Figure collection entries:

/---

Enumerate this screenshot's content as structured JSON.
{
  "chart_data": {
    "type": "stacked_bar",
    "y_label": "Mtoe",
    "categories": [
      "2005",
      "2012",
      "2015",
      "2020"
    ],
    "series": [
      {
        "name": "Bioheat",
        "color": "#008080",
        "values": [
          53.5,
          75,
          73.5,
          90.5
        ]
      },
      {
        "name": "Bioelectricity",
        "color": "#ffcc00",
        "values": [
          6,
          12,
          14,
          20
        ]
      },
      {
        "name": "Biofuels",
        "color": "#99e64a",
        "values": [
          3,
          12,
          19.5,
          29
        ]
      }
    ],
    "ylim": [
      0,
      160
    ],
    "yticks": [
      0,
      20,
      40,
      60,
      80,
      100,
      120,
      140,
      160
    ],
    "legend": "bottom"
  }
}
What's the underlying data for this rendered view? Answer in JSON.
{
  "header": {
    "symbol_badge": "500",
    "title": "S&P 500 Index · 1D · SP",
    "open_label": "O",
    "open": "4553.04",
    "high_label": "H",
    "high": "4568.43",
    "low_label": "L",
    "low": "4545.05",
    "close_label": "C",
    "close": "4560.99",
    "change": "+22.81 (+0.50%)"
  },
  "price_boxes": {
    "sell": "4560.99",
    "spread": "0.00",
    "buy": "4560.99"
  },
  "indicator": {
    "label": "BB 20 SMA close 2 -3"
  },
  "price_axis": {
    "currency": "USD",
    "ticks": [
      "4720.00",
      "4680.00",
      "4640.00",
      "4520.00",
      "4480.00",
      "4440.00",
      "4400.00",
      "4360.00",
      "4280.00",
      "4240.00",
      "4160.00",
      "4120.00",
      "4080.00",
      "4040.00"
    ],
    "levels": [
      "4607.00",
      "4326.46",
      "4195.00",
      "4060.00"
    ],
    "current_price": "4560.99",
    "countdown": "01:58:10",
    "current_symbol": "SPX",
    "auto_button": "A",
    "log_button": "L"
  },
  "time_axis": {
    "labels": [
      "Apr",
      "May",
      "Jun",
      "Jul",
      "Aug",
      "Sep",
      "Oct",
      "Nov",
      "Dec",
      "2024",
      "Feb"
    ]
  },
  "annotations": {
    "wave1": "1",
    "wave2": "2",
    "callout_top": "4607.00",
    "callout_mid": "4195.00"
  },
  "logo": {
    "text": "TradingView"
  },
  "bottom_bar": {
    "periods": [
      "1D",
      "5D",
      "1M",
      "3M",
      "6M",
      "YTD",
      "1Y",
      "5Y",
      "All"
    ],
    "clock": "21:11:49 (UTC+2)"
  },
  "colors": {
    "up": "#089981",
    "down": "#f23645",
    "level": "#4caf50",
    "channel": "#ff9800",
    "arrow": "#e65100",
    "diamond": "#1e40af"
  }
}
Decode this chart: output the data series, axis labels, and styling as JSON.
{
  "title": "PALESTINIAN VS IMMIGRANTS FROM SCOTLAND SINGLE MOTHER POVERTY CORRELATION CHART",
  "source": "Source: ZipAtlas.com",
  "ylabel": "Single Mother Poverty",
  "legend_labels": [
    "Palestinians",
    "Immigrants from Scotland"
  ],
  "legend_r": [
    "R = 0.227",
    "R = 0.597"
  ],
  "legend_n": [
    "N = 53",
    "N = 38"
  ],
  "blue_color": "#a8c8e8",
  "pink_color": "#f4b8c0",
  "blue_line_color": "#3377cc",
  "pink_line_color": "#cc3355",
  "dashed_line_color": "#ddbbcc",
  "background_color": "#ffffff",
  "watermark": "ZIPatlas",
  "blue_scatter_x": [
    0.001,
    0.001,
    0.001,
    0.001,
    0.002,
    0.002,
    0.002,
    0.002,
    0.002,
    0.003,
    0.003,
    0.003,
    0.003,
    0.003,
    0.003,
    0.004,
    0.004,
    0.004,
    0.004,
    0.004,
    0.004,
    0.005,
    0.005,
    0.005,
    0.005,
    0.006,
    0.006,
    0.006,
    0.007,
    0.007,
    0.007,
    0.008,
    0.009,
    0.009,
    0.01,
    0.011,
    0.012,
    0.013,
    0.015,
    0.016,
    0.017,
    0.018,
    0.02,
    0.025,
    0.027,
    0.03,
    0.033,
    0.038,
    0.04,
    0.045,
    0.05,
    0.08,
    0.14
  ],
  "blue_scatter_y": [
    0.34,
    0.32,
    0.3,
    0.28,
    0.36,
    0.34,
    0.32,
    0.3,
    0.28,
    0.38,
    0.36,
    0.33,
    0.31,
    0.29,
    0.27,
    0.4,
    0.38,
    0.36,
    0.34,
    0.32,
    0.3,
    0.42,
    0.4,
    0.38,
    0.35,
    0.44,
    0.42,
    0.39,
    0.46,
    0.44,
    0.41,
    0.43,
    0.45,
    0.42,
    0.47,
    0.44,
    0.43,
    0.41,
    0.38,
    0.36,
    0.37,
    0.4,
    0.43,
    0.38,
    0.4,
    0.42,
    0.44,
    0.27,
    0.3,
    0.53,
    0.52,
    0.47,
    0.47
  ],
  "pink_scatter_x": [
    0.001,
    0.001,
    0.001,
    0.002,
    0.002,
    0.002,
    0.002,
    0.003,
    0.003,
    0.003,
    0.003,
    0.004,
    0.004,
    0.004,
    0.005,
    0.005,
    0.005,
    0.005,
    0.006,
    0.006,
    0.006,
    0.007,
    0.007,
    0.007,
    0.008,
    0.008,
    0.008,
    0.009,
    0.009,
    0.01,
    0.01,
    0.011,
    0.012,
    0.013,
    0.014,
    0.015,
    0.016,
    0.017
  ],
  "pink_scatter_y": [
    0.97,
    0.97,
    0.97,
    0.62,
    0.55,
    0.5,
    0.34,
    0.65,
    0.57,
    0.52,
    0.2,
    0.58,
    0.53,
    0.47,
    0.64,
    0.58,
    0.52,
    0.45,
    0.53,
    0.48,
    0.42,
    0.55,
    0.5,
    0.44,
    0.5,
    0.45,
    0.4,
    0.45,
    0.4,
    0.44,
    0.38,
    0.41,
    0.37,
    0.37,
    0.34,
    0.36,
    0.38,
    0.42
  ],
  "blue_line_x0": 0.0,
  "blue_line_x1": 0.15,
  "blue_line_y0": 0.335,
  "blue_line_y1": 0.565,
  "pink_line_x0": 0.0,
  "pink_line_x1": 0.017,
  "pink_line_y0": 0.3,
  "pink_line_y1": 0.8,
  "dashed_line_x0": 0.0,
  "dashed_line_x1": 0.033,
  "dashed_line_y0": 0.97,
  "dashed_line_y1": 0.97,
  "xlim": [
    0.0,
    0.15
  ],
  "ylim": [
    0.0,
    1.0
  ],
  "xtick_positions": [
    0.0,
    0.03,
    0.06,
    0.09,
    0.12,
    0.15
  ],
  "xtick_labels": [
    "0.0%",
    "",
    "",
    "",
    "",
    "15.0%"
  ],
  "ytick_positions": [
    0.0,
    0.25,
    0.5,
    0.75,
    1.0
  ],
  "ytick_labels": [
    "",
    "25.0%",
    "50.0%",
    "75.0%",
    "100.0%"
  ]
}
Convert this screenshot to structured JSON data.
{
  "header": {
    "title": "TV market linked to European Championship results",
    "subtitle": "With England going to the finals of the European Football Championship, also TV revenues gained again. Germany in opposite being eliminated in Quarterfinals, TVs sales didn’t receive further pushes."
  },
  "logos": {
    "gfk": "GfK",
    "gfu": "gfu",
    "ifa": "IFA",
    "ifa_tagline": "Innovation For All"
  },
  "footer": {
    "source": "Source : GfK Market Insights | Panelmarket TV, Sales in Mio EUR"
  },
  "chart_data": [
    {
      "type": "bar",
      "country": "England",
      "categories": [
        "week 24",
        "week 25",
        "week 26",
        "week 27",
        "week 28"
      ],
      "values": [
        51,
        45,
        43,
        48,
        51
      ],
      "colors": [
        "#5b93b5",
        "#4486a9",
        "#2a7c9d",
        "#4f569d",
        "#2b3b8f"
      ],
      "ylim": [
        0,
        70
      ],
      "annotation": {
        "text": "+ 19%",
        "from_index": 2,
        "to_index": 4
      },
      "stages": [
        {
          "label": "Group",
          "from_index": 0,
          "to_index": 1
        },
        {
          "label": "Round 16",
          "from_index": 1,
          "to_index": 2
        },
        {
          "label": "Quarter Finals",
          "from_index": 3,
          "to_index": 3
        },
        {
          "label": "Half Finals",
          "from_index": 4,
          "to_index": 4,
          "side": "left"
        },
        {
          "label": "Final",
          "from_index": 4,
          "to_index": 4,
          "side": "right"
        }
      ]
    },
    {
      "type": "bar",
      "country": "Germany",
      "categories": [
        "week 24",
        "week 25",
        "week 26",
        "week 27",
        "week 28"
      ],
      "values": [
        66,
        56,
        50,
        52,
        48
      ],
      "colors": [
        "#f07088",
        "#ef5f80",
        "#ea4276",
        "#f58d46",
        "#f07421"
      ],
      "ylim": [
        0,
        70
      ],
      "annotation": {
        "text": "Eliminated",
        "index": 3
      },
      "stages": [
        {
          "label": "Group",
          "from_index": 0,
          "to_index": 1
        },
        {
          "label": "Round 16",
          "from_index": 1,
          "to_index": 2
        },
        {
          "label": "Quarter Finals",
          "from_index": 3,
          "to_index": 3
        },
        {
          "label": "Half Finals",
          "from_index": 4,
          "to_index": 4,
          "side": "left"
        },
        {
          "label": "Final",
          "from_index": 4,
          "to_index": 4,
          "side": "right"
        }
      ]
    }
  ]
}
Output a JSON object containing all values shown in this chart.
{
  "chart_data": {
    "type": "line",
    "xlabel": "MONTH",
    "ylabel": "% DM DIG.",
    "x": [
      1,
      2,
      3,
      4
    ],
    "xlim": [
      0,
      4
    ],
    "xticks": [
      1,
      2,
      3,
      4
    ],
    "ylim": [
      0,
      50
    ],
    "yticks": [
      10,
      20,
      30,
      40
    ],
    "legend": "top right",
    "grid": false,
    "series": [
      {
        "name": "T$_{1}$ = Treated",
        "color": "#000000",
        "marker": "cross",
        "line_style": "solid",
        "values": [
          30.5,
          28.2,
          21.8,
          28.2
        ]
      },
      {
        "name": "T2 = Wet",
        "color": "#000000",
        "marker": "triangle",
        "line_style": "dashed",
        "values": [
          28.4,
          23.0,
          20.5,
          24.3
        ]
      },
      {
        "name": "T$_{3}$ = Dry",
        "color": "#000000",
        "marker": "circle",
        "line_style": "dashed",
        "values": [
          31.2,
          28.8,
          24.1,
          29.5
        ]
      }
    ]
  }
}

\---

- [Task description] Report how many lines in the data include the word "type", and give nothing but the count.

- [Exercise result] 4